▶ **STATED TASK**: In the data below, find each line containing the string "assistants" and return it.

▶ **GIVEN RECORDS**:
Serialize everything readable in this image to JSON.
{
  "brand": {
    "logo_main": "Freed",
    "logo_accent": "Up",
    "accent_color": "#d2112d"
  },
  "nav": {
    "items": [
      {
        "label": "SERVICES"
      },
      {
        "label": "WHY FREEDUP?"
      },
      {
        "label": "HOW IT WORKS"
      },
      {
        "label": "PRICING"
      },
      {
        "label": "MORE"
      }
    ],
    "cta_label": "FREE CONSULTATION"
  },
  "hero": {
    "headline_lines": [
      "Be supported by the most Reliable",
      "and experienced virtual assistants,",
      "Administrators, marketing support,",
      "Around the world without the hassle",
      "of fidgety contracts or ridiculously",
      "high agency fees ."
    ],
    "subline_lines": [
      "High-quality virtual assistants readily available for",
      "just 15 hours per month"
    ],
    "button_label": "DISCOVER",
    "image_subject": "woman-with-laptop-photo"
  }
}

* * *

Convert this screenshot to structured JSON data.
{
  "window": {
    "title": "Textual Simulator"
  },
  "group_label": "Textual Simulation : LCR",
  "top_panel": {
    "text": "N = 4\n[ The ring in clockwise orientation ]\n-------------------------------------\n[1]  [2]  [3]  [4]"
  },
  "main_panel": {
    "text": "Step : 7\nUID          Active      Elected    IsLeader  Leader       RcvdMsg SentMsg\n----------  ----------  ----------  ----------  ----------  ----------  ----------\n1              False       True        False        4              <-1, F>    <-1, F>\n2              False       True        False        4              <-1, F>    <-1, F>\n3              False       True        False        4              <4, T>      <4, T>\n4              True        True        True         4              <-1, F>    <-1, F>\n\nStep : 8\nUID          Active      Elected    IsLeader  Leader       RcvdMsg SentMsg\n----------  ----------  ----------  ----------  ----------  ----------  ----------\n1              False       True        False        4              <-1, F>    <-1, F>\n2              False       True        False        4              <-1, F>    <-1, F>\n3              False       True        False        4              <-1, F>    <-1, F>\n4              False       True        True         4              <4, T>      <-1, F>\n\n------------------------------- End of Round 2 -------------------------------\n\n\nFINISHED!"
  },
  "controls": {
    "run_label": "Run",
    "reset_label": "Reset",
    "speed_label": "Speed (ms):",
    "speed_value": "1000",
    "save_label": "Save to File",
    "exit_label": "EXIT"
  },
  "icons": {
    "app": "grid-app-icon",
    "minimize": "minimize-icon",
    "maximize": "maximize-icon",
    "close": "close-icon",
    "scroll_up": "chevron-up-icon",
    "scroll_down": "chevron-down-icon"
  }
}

---

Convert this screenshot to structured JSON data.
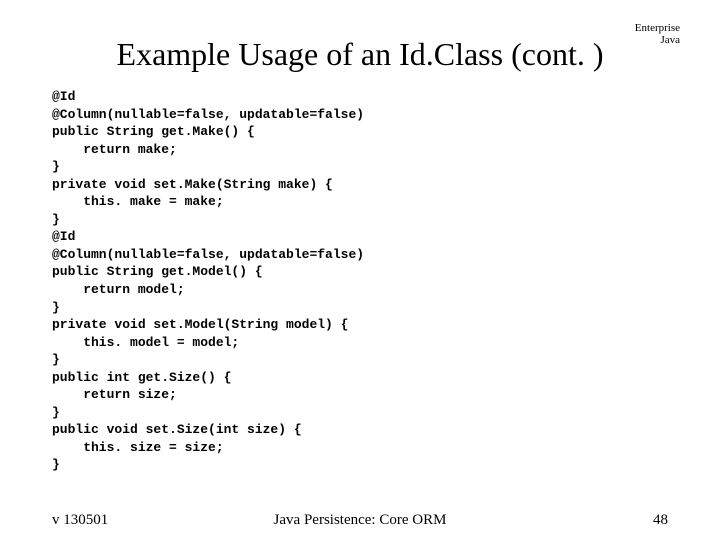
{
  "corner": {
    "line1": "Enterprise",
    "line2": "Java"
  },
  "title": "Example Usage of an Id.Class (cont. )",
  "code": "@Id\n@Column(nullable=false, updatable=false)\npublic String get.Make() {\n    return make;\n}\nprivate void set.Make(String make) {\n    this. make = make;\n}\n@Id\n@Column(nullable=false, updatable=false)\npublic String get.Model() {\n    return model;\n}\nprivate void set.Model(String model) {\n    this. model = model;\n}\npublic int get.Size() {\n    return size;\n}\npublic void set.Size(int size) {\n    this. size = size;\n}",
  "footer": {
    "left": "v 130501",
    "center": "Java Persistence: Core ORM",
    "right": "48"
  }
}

▶ **SOLUTION**:
      "and experienced virtual assistants,",
      "High-quality virtual assistants readily available for",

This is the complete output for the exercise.